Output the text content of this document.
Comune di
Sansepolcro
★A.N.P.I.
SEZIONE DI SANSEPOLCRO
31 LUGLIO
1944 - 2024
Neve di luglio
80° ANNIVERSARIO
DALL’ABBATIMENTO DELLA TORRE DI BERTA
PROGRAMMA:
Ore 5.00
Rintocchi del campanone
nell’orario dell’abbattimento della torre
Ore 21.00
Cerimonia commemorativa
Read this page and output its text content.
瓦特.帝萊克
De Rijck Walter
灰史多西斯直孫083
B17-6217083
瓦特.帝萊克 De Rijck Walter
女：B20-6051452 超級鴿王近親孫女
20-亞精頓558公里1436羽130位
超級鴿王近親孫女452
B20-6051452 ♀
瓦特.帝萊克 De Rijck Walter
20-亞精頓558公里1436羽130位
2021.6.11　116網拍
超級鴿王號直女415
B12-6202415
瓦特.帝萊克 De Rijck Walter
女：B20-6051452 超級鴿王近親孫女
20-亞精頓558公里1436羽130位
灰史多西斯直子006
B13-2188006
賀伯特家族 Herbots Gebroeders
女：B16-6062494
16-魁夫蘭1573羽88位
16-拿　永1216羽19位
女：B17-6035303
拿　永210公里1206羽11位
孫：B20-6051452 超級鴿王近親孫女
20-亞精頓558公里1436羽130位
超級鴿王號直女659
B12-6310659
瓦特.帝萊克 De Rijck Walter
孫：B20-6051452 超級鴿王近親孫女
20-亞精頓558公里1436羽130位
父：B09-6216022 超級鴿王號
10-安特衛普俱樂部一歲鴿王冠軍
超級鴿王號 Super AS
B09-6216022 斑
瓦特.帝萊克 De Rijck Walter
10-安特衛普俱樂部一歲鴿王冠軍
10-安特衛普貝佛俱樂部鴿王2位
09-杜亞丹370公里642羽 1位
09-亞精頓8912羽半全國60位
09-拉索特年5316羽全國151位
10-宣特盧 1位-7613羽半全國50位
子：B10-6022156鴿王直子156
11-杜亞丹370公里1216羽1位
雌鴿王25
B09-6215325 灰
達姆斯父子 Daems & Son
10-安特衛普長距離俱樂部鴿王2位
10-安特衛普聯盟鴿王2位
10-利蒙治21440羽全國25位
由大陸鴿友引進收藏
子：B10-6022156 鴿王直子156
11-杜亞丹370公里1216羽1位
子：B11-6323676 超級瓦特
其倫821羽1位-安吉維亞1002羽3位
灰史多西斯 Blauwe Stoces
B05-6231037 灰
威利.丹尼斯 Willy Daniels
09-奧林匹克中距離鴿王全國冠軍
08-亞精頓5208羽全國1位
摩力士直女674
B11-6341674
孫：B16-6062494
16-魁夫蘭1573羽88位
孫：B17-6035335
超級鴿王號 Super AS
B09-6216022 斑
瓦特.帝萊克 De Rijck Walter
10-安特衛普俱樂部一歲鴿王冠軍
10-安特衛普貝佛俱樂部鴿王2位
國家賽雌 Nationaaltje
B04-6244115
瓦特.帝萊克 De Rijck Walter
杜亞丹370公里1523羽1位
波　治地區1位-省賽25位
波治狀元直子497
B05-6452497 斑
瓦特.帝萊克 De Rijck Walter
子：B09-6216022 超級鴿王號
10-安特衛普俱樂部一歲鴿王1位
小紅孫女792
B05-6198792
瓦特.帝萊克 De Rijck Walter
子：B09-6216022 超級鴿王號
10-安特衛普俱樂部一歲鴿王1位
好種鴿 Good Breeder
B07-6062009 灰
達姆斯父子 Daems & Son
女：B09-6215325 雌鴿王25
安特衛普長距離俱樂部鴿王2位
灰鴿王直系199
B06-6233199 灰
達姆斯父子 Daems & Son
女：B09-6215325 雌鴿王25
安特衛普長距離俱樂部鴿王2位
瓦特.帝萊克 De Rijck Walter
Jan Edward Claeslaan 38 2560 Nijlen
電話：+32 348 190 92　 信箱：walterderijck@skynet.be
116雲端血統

------

What is required – Repeat each record exactly. Omit nothing.

Exercise solution –
Output the text content of this document.
Comune di
Sansepolcro
★A.N.P.I.
SEZIONE DI SANSEPOLCRO
31 LUGLIO
1944 - 2024
Neve di luglio
80° ANNIVERSARIO
DALL’ABBATIMENTO DELLA TORRE DI BERTA
PROGRAMMA:
Ore 5.00
Rintocchi del campanone
nell’orario dell’abbattimento della torre
Ore 21.00
Cerimonia commemorativa
Read this page and output its text content.
瓦特.帝萊克
De Rijck Walter
灰史多西斯直孫083
B17-6217083
瓦特.帝萊克 De Rijck Walter
女：B20-6051452 超級鴿王近親孫女
20-亞精頓558公里1436羽130位
超級鴿王近親孫女452
B20-6051452 ♀
瓦特.帝萊克 De Rijck Walter
20-亞精頓558公里1436羽130位
2021.6.11　116網拍
超級鴿王號直女415
B12-6202415
瓦特.帝萊克 De Rijck Walter
女：B20-6051452 超級鴿王近親孫女
20-亞精頓558公里1436羽130位
灰史多西斯直子006
B13-2188006
賀伯特家族 Herbots Gebroeders
女：B16-6062494
16-魁夫蘭1573羽88位
16-拿　永1216羽19位
女：B17-6035303
拿　永210公里1206羽11位
孫：B20-6051452 超級鴿王近親孫女
20-亞精頓558公里1436羽130位
超級鴿王號直女659
B12-6310659
瓦特.帝萊克 De Rijck Walter
孫：B20-6051452 超級鴿王近親孫女
20-亞精頓558公里1436羽130位
父：B09-6216022 超級鴿王號
10-安特衛普俱樂部一歲鴿王冠軍
超級鴿王號 Super AS
B09-6216022 斑
瓦特.帝萊克 De Rijck Walter
10-安特衛普俱樂部一歲鴿王冠軍
10-安特衛普貝佛俱樂部鴿王2位
09-杜亞丹370公里642羽 1位
09-亞精頓8912羽半全國60位
09-拉索特年5316羽全國151位
10-宣特盧 1位-7613羽半全國50位
子：B10-6022156鴿王直子156
11-杜亞丹370公里1216羽1位
雌鴿王25
B09-6215325 灰
達姆斯父子 Daems & Son
10-安特衛普長距離俱樂部鴿王2位
10-安特衛普聯盟鴿王2位
10-利蒙治21440羽全國25位
由大陸鴿友引進收藏
子：B10-6022156 鴿王直子156
11-杜亞丹370公里1216羽1位
子：B11-6323676 超級瓦特
其倫821羽1位-安吉維亞1002羽3位
灰史多西斯 Blauwe Stoces
B05-6231037 灰
威利.丹尼斯 Willy Daniels
09-奧林匹克中距離鴿王全國冠軍
08-亞精頓5208羽全國1位
摩力士直女674
B11-6341674
孫：B16-6062494
16-魁夫蘭1573羽88位
孫：B17-6035335
超級鴿王號 Super AS
B09-6216022 斑
瓦特.帝萊克 De Rijck Walter
10-安特衛普俱樂部一歲鴿王冠軍
10-安特衛普貝佛俱樂部鴿王2位
國家賽雌 Nationaaltje
B04-6244115
瓦特.帝萊克 De Rijck Walter
杜亞丹370公里1523羽1位
波　治地區1位-省賽25位
波治狀元直子497
B05-6452497 斑
瓦特.帝萊克 De Rijck Walter
子：B09-6216022 超級鴿王號
10-安特衛普俱樂部一歲鴿王1位
小紅孫女792
B05-6198792
瓦特.帝萊克 De Rijck Walter
子：B09-6216022 超級鴿王號
10-安特衛普俱樂部一歲鴿王1位
好種鴿 Good Breeder
B07-6062009 灰
達姆斯父子 Daems & Son
女：B09-6215325 雌鴿王25
安特衛普長距離俱樂部鴿王2位
灰鴿王直系199
B06-6233199 灰
達姆斯父子 Daems & Son
女：B09-6215325 雌鴿王25
安特衛普長距離俱樂部鴿王2位
瓦特.帝萊克 De Rijck Walter
Jan Edward Claeslaan 38 2560 Nijlen
電話：+32 348 190 92　 信箱：walterderijck@skynet.be
116雲端血統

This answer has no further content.